** Start Data in this exercise **

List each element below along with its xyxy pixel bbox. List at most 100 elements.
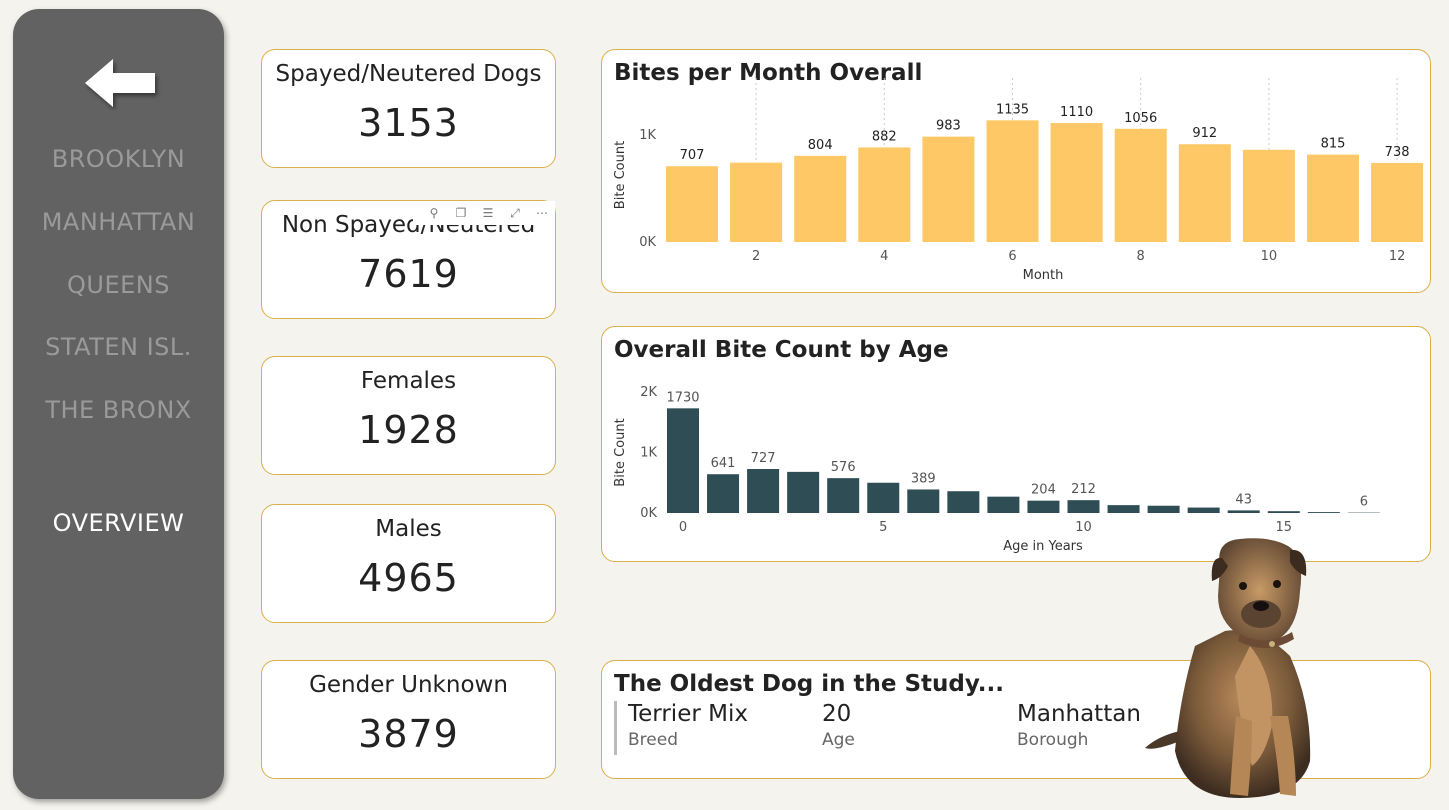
y-tick-label: 2K: [640, 385, 657, 400]
data-label: 389: [911, 471, 936, 486]
kpi-value: 1928: [358, 408, 459, 452]
y-tick-label: 0K: [640, 506, 657, 521]
data-label: 1135: [996, 102, 1029, 117]
data-label: 804: [808, 138, 833, 153]
nav-the-bronx[interactable]: THE BRONX: [13, 396, 224, 424]
pin-icon[interactable]: ⚲: [427, 206, 441, 220]
x-tick-label: 12: [1389, 249, 1406, 264]
nav-manhattan[interactable]: MANHATTAN: [13, 208, 224, 236]
kpi-card-males: Males 4965: [261, 504, 556, 623]
data-label: 1110: [1060, 105, 1093, 120]
bar: [1242, 149, 1295, 242]
breed-field: Terrier Mix Breed: [628, 701, 748, 750]
y-tick-label: 1K: [639, 128, 656, 143]
y-tick-label: 1K: [640, 446, 657, 461]
oldest-dog-title: The Oldest Dog in the Study...: [614, 671, 1004, 697]
bar: [794, 155, 847, 242]
more-options-icon[interactable]: ⋯: [535, 206, 549, 220]
x-tick-label: 8: [1137, 249, 1145, 264]
kpi-label: Males: [375, 516, 442, 542]
data-label: 43: [1235, 492, 1252, 507]
x-tick-label: 4: [880, 249, 888, 264]
focus-mode-icon[interactable]: ⤢: [508, 206, 522, 221]
bar: [1027, 500, 1060, 513]
bar: [947, 491, 980, 513]
chart-panel-bites-by-age[interactable]: Overall Bite Count by Age 0K 1K 2K 1730 641 7…: [601, 326, 1431, 562]
x-tick-label: 10: [1261, 249, 1278, 264]
kpi-value: 7619: [358, 252, 459, 296]
chart-panel-bites-per-month[interactable]: Bites per Month Overall 0K 1K 707 804 882 983…: [601, 49, 1431, 293]
data-label: 983: [936, 119, 961, 134]
bar: [1227, 510, 1260, 513]
bar: [1307, 154, 1359, 242]
bar: [1307, 512, 1340, 513]
data-label: 882: [872, 129, 897, 144]
nav-staten-island[interactable]: STATEN ISL.: [13, 333, 224, 361]
data-label: 912: [1192, 126, 1217, 141]
y-tick-label: 0K: [639, 235, 656, 250]
kpi-card-non-spayed: Non Spayed/Neutered 7619 ⚲ ❐ ☰ ⤢ ⋯: [261, 200, 556, 319]
oldest-dog-fields: Terrier Mix Breed 20 Age Manhattan Borou…: [614, 701, 1174, 755]
filter-icon[interactable]: ☰: [481, 206, 495, 220]
terrier-dog-image: [1145, 538, 1311, 798]
nav-queens[interactable]: QUEENS: [13, 271, 224, 299]
data-label: 576: [831, 460, 856, 475]
data-label: 815: [1321, 137, 1346, 152]
bar: [747, 469, 780, 513]
bar: [1371, 162, 1424, 242]
kpi-label: Females: [360, 368, 457, 394]
kpi-value: 3153: [358, 101, 459, 145]
breed-value: Terrier Mix: [628, 701, 748, 727]
x-axis-title: Age in Years: [1003, 539, 1083, 554]
kpi-value: 3879: [358, 712, 459, 756]
data-label: 204: [1031, 483, 1056, 498]
bar: [1267, 511, 1300, 513]
nav-overview[interactable]: OVERVIEW: [13, 509, 224, 537]
breed-caption: Breed: [628, 730, 678, 750]
bar: [827, 478, 860, 513]
kpi-card-females: Females 1928: [261, 356, 556, 475]
kpi-value: 4965: [358, 556, 459, 600]
y-axis-title: Bite Count: [613, 418, 628, 486]
bites-per-month-chart: 0K 1K 707 804 882 983 1135 1110 1056 912 815 738 2 4 6…: [613, 78, 1424, 283]
bar: [1114, 128, 1167, 242]
y-axis-title: Bite Count: [613, 141, 628, 209]
data-label: 1056: [1124, 111, 1157, 126]
data-label: 1730: [666, 390, 699, 405]
x-tick-label: 10: [1075, 520, 1092, 535]
data-label: 727: [751, 451, 776, 466]
copy-icon[interactable]: ❐: [454, 206, 468, 220]
data-label: 6: [1360, 495, 1368, 510]
bar: [1107, 505, 1140, 513]
borough-caption: Borough: [1017, 730, 1089, 750]
borough-field: Manhattan Borough: [1017, 701, 1141, 750]
bites-by-age-chart: 0K 1K 2K 1730 641 727 576 389 204 212 43 6 0 5 10 15 Age…: [613, 385, 1380, 554]
data-label: 738: [1385, 145, 1410, 160]
kpi-label: Spayed/Neutered Dogs: [275, 61, 542, 87]
bar: [858, 147, 911, 242]
bar: [922, 136, 975, 242]
kpi-card-spayed: Spayed/Neutered Dogs 3153: [261, 49, 556, 168]
age-value: 20: [822, 701, 852, 727]
bar: [987, 496, 1020, 513]
x-tick-label: 5: [879, 520, 887, 535]
bar: [667, 408, 699, 513]
bar: [867, 482, 900, 513]
bar: [787, 471, 820, 513]
bar: [986, 120, 1039, 242]
data-label: 212: [1071, 482, 1096, 497]
bar: [1067, 500, 1100, 513]
data-label: 707: [680, 148, 705, 163]
bar: [666, 166, 718, 242]
sidebar-nav: BROOKLYN MANHATTAN QUEENS STATEN ISL. TH…: [13, 9, 224, 799]
data-label: 641: [711, 456, 736, 471]
borough-value: Manhattan: [1017, 701, 1141, 727]
kpi-label: Gender Unknown: [309, 672, 508, 698]
visual-header-toolbar: ⚲ ❐ ☰ ⤢ ⋯: [413, 201, 555, 225]
age-caption: Age: [822, 730, 855, 750]
nav-brooklyn[interactable]: BROOKLYN: [13, 145, 224, 173]
bar: [730, 162, 783, 242]
back-arrow-icon[interactable]: [83, 55, 163, 111]
kpi-card-gender-unknown: Gender Unknown 3879: [261, 660, 556, 779]
x-tick-label: 2: [752, 249, 760, 264]
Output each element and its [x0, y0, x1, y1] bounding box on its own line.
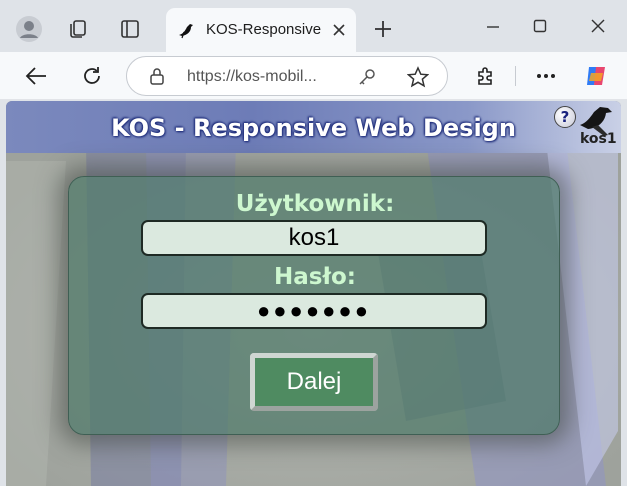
address-bar[interactable]: https://kos-mobil... — [126, 56, 448, 96]
collections-icon[interactable] — [62, 13, 94, 45]
password-label: Hasło: — [274, 264, 356, 290]
password-field[interactable]: ●●●●●●● — [141, 293, 487, 329]
minimize-icon[interactable] — [478, 14, 508, 40]
lock-icon[interactable] — [149, 67, 165, 89]
profile-icon[interactable] — [12, 12, 46, 46]
extensions-icon[interactable] — [470, 61, 502, 91]
next-button[interactable]: Dalej — [250, 353, 378, 411]
url-text[interactable]: https://kos-mobil... — [187, 68, 317, 86]
username-field[interactable] — [141, 220, 487, 256]
user-badge: kos1 — [580, 131, 617, 147]
tab-title: KOS-Responsive W — [206, 21, 321, 38]
maximize-icon[interactable] — [525, 13, 555, 39]
refresh-icon[interactable] — [76, 61, 108, 91]
page-banner: KOS - Responsive Web Design ? kos1 — [6, 101, 621, 153]
tab-actions-icon[interactable] — [114, 13, 146, 45]
more-icon[interactable] — [530, 61, 562, 91]
active-tab[interactable]: KOS-Responsive W — [166, 8, 356, 52]
copilot-icon[interactable] — [580, 60, 612, 92]
login-panel: Użytkownik: Hasło: ●●●●●●● Dalej — [68, 176, 560, 435]
page-title: KOS - Responsive Web Design — [111, 114, 516, 142]
username-label: Użytkownik: — [235, 191, 395, 217]
tab-strip: KOS-Responsive W — [0, 0, 627, 52]
back-icon[interactable] — [20, 61, 52, 91]
page-viewport: KOS - Responsive Web Design ? kos1 Użytk… — [6, 101, 621, 486]
new-tab-icon[interactable] — [368, 14, 398, 44]
close-window-icon[interactable] — [583, 13, 613, 39]
address-bar-row: https://kos-mobil... — [0, 52, 627, 100]
key-icon[interactable] — [357, 67, 377, 91]
crow-icon — [176, 19, 196, 43]
star-icon[interactable] — [406, 66, 430, 92]
help-icon[interactable]: ? — [554, 106, 576, 128]
close-tab-icon[interactable] — [332, 22, 346, 41]
toolbar-separator — [515, 66, 516, 86]
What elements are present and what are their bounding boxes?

** End Data in this exercise **

- _Requirements_
Can you repeat the part that opens with the line containing "address-bar[interactable]: https://kos-mobil... —" and closes with the line containing "username-field[interactable] — [141, 220, 487, 256]", substituting "Next" for "Dalej" and leaving everything else unchanged?

- _Result for this exercise_
address-bar[interactable]: https://kos-mobil... — [126, 56, 448, 96]
collections-icon[interactable] — [62, 13, 94, 45]
password-label: Hasło: — [274, 264, 356, 290]
password-field[interactable]: ●●●●●●● — [141, 293, 487, 329]
minimize-icon[interactable] — [478, 14, 508, 40]
lock-icon[interactable] — [149, 67, 165, 89]
profile-icon[interactable] — [12, 12, 46, 46]
extensions-icon[interactable] — [470, 61, 502, 91]
next-button[interactable]: Next — [250, 353, 378, 411]
url-text[interactable]: https://kos-mobil... — [187, 68, 317, 86]
username-field[interactable] — [141, 220, 487, 256]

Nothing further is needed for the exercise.